(Stored data)
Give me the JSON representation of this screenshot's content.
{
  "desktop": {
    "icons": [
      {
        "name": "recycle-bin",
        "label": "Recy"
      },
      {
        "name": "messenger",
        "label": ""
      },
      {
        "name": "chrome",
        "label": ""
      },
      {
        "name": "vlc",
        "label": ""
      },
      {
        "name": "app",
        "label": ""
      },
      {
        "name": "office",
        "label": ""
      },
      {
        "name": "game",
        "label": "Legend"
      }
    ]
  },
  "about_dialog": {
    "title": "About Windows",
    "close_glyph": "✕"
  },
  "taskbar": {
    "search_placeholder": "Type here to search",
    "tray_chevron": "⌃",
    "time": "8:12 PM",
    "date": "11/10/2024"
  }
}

Problem to work on >> Every line containing the string "name" must be listed.

Final answer >>
        "name": "recycle-bin",
        "name": "messenger",
        "name": "chrome",
        "name": "vlc",
        "name": "app",
        "name": "office",
        "name": "game",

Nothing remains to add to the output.